Pull out every line below containing the word "JSON".

------------------------------------------------

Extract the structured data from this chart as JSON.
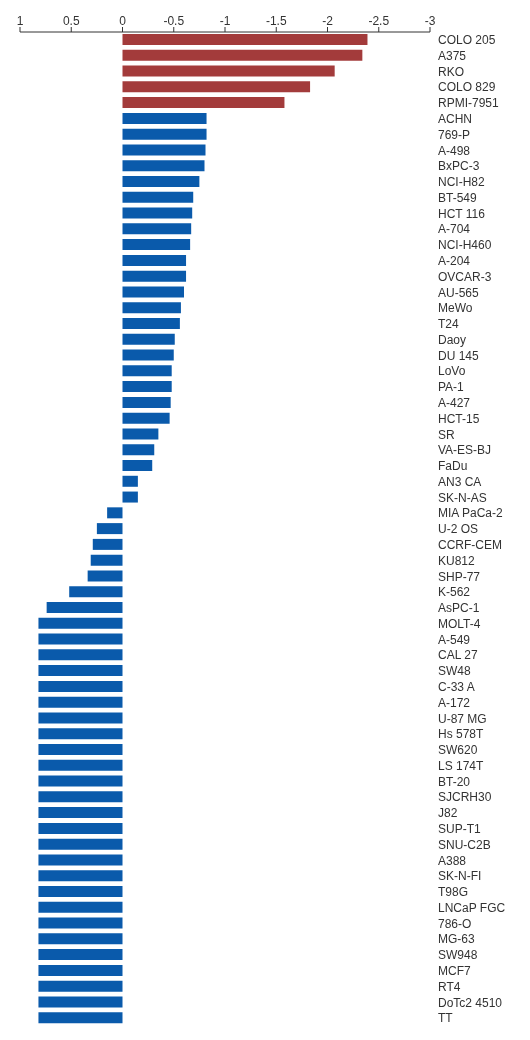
{
  "chart_data": {
    "type": "bar",
    "orientation": "horizontal",
    "categories": [
      "COLO 205",
      "A375",
      "RKO",
      "COLO 829",
      "RPMI-7951",
      "ACHN",
      "769-P",
      "A-498",
      "BxPC-3",
      "NCI-H82",
      "BT-549",
      "HCT 116",
      "A-704",
      "NCI-H460",
      "A-204",
      "OVCAR-3",
      "AU-565",
      "MeWo",
      "T24",
      "Daoy",
      "DU 145",
      "LoVo",
      "PA-1",
      "A-427",
      "HCT-15",
      "SR",
      "VA-ES-BJ",
      "FaDu",
      "AN3 CA",
      "SK-N-AS",
      "MIA PaCa-2",
      "U-2 OS",
      "CCRF-CEM",
      "KU812",
      "SHP-77",
      "K-562",
      "AsPC-1",
      "MOLT-4",
      "A-549",
      "CAL 27",
      "SW48",
      "C-33 A",
      "A-172",
      "U-87 MG",
      "Hs 578T",
      "SW620",
      "LS 174T",
      "BT-20",
      "SJCRH30",
      "J82",
      "SUP-T1",
      "SNU-C2B",
      "A388",
      "SK-N-FI",
      "T98G",
      "LNCaP FGC",
      "786-O",
      "MG-63",
      "SW948",
      "MCF7",
      "RT4",
      "DoTc2 4510",
      "TT"
    ],
    "values": [
      -2.39,
      -2.34,
      -2.07,
      -1.83,
      -1.58,
      -0.82,
      -0.82,
      -0.81,
      -0.8,
      -0.75,
      -0.69,
      -0.68,
      -0.67,
      -0.66,
      -0.62,
      -0.62,
      -0.6,
      -0.57,
      -0.56,
      -0.51,
      -0.5,
      -0.48,
      -0.48,
      -0.47,
      -0.46,
      -0.35,
      -0.31,
      -0.29,
      -0.15,
      -0.15,
      0.15,
      0.25,
      0.29,
      0.31,
      0.34,
      0.52,
      0.74,
      0.82,
      0.82,
      0.82,
      0.82,
      0.82,
      0.82,
      0.82,
      0.82,
      0.82,
      0.82,
      0.82,
      0.82,
      0.82,
      0.82,
      0.82,
      0.82,
      0.82,
      0.82,
      0.82,
      0.82,
      0.82,
      0.82,
      0.82,
      0.82,
      0.82,
      0.82
    ],
    "colors": [
      "#a33b3b",
      "#a33b3b",
      "#a33b3b",
      "#a33b3b",
      "#a33b3b",
      "#0a5aab",
      "#0a5aab",
      "#0a5aab",
      "#0a5aab",
      "#0a5aab",
      "#0a5aab",
      "#0a5aab",
      "#0a5aab",
      "#0a5aab",
      "#0a5aab",
      "#0a5aab",
      "#0a5aab",
      "#0a5aab",
      "#0a5aab",
      "#0a5aab",
      "#0a5aab",
      "#0a5aab",
      "#0a5aab",
      "#0a5aab",
      "#0a5aab",
      "#0a5aab",
      "#0a5aab",
      "#0a5aab",
      "#0a5aab",
      "#0a5aab",
      "#0a5aab",
      "#0a5aab",
      "#0a5aab",
      "#0a5aab",
      "#0a5aab",
      "#0a5aab",
      "#0a5aab",
      "#0a5aab",
      "#0a5aab",
      "#0a5aab",
      "#0a5aab",
      "#0a5aab",
      "#0a5aab",
      "#0a5aab",
      "#0a5aab",
      "#0a5aab",
      "#0a5aab",
      "#0a5aab",
      "#0a5aab",
      "#0a5aab",
      "#0a5aab",
      "#0a5aab",
      "#0a5aab",
      "#0a5aab",
      "#0a5aab",
      "#0a5aab",
      "#0a5aab",
      "#0a5aab",
      "#0a5aab",
      "#0a5aab",
      "#0a5aab",
      "#0a5aab",
      "#0a5aab"
    ],
    "xlim": [
      1,
      -3
    ],
    "xticks": [
      1,
      0.5,
      0,
      -0.5,
      -1,
      -1.5,
      -2,
      -2.5,
      -3
    ]
  }
}
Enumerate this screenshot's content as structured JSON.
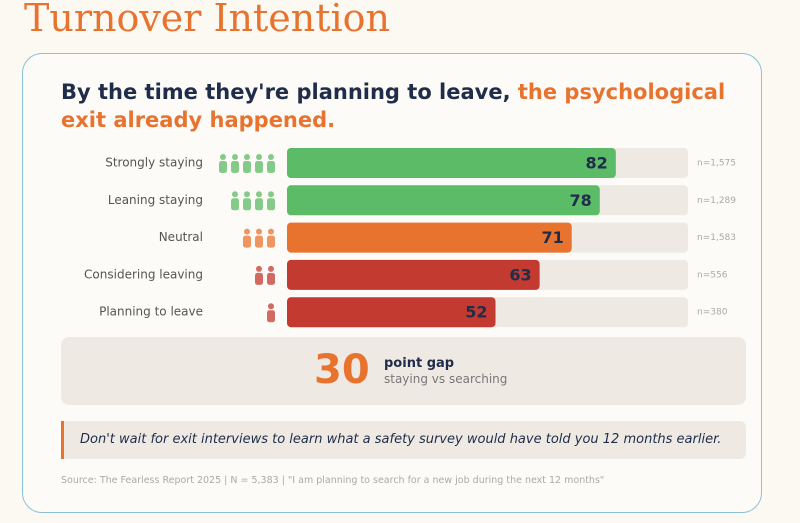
{
  "page_title": "Turnover Intention",
  "chart_data": {
    "type": "bar",
    "orientation": "horizontal",
    "title": "By the time they're planning to leave,",
    "title_highlight": "the psychological exit already happened.",
    "categories": [
      "Strongly staying",
      "Leaning staying",
      "Neutral",
      "Considering leaving",
      "Planning to leave"
    ],
    "values": [
      82,
      78,
      71,
      63,
      52
    ],
    "colors": [
      "#5bbb66",
      "#5bbb66",
      "#e8732f",
      "#c33a30",
      "#c33a30"
    ],
    "sample_sizes": [
      "n=1,575",
      "n=1,289",
      "n=1,583",
      "n=556",
      "n=380"
    ],
    "xlim": [
      0,
      100
    ]
  },
  "gap": {
    "value": "30",
    "label": "point gap",
    "sublabel": "staying vs searching"
  },
  "quote": "Don't wait for exit interviews to learn what a safety survey would have told you 12 months earlier.",
  "source": "Source: The Fearless Report 2025 | N = 5,383 | \"I am planning to search for a new job during the next 12 months\""
}
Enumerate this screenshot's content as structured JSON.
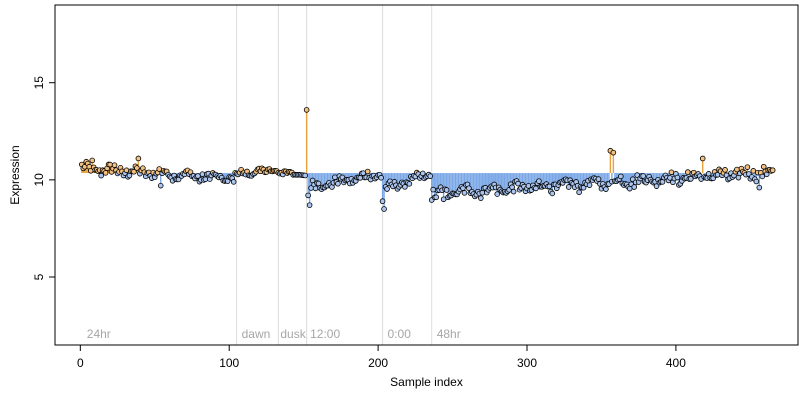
{
  "chart_data": {
    "type": "scatter",
    "xlabel": "Sample index",
    "ylabel": "Expression",
    "xlim": [
      -17,
      482
    ],
    "ylim": [
      1.5,
      19
    ],
    "xticks": [
      0,
      100,
      200,
      300,
      400
    ],
    "yticks": [
      5,
      10,
      15
    ],
    "baseline": 10.35,
    "colors": {
      "above": "#f2c183",
      "below": "#aac6f0",
      "above_stem": "#e8a23c",
      "below_stem": "#7aa7e6",
      "annotation": "#a6a6a6",
      "separator": "#dcdcdc"
    },
    "separators": [
      105,
      133,
      152,
      203,
      236
    ],
    "annotations": [
      {
        "text": "24hr",
        "x": 3
      },
      {
        "text": "dawn",
        "x": 107
      },
      {
        "text": "dusk",
        "x": 133
      },
      {
        "text": "12:00",
        "x": 153
      },
      {
        "text": "0:00",
        "x": 205
      },
      {
        "text": "48hr",
        "x": 238
      }
    ],
    "segments": [
      {
        "x_start": 1,
        "x_end": 104,
        "level_start": 10.6,
        "level_end": 10.05,
        "amp": 0.22
      },
      {
        "x_start": 105,
        "x_end": 132,
        "level_start": 10.3,
        "level_end": 10.5,
        "amp": 0.15
      },
      {
        "x_start": 133,
        "x_end": 151,
        "level_start": 10.4,
        "level_end": 10.25,
        "amp": 0.12
      },
      {
        "x_start": 152,
        "x_end": 202,
        "level_start": 9.6,
        "level_end": 10.3,
        "amp": 0.2
      },
      {
        "x_start": 203,
        "x_end": 235,
        "level_start": 9.5,
        "level_end": 10.3,
        "amp": 0.18
      },
      {
        "x_start": 236,
        "x_end": 465,
        "level_start": 9.3,
        "level_end": 10.4,
        "amp": 0.25
      }
    ],
    "outliers": [
      {
        "x": 152,
        "y": 13.6
      },
      {
        "x": 153,
        "y": 9.2
      },
      {
        "x": 154,
        "y": 8.7
      },
      {
        "x": 203,
        "y": 8.9
      },
      {
        "x": 204,
        "y": 8.5
      },
      {
        "x": 39,
        "y": 11.1
      },
      {
        "x": 8,
        "y": 11.0
      },
      {
        "x": 356,
        "y": 11.5
      },
      {
        "x": 358,
        "y": 11.4
      },
      {
        "x": 418,
        "y": 11.1
      },
      {
        "x": 54,
        "y": 9.7
      },
      {
        "x": 238,
        "y": 9.1
      },
      {
        "x": 244,
        "y": 9.0
      },
      {
        "x": 456,
        "y": 9.6
      }
    ]
  }
}
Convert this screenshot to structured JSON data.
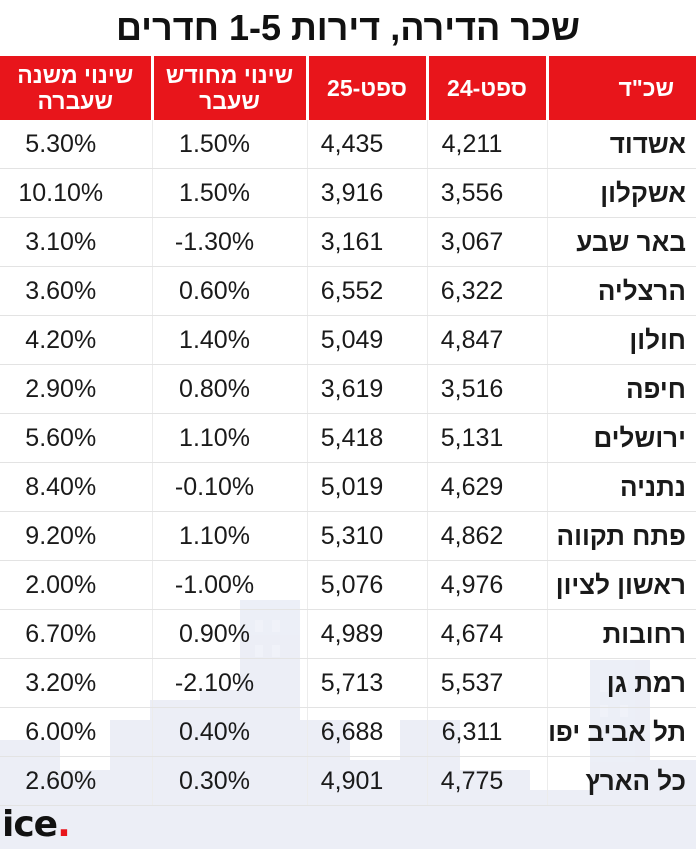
{
  "title": "שכר הדירה, דירות 1-5 חדרים",
  "colors": {
    "header_bg": "#e8151b",
    "header_text": "#ffffff",
    "logo_dot": "#e8151b"
  },
  "table": {
    "headers": [
      "שכ\"ד",
      "ספט-24",
      "ספט-25",
      "שינוי מחודש שעבר",
      "שינוי משנה שעברה"
    ],
    "rows": [
      {
        "city": "אשדוד",
        "sep24": "4,211",
        "sep25": "4,435",
        "mom": "1.50%",
        "yoy": "5.30%"
      },
      {
        "city": "אשקלון",
        "sep24": "3,556",
        "sep25": "3,916",
        "mom": "1.50%",
        "yoy": "10.10%"
      },
      {
        "city": "באר שבע",
        "sep24": "3,067",
        "sep25": "3,161",
        "mom": "-1.30%",
        "yoy": "3.10%"
      },
      {
        "city": "הרצליה",
        "sep24": "6,322",
        "sep25": "6,552",
        "mom": "0.60%",
        "yoy": "3.60%"
      },
      {
        "city": "חולון",
        "sep24": "4,847",
        "sep25": "5,049",
        "mom": "1.40%",
        "yoy": "4.20%"
      },
      {
        "city": "חיפה",
        "sep24": "3,516",
        "sep25": "3,619",
        "mom": "0.80%",
        "yoy": "2.90%"
      },
      {
        "city": "ירושלים",
        "sep24": "5,131",
        "sep25": "5,418",
        "mom": "1.10%",
        "yoy": "5.60%"
      },
      {
        "city": "נתניה",
        "sep24": "4,629",
        "sep25": "5,019",
        "mom": "-0.10%",
        "yoy": "8.40%"
      },
      {
        "city": "פתח תקווה",
        "sep24": "4,862",
        "sep25": "5,310",
        "mom": "1.10%",
        "yoy": "9.20%"
      },
      {
        "city": "ראשון לציון",
        "sep24": "4,976",
        "sep25": "5,076",
        "mom": "-1.00%",
        "yoy": "2.00%"
      },
      {
        "city": "רחובות",
        "sep24": "4,674",
        "sep25": "4,989",
        "mom": "0.90%",
        "yoy": "6.70%"
      },
      {
        "city": "רמת גן",
        "sep24": "5,537",
        "sep25": "5,713",
        "mom": "-2.10%",
        "yoy": "3.20%"
      },
      {
        "city": "תל אביב יפו",
        "sep24": "6,311",
        "sep25": "6,688",
        "mom": "0.40%",
        "yoy": "6.00%"
      },
      {
        "city": "כל הארץ",
        "sep24": "4,775",
        "sep25": "4,901",
        "mom": "0.30%",
        "yoy": "2.60%"
      }
    ]
  },
  "logo": {
    "text": "ice",
    "dot": "."
  }
}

------------------------------------------------

WRITTEN SOLUTION:
Extract the structured data from this chart as JSON.
Enumerate this screenshot's content as structured JSON.
Enumerate this screenshot's content as structured JSON.
Convert this screenshot to structured JSON data.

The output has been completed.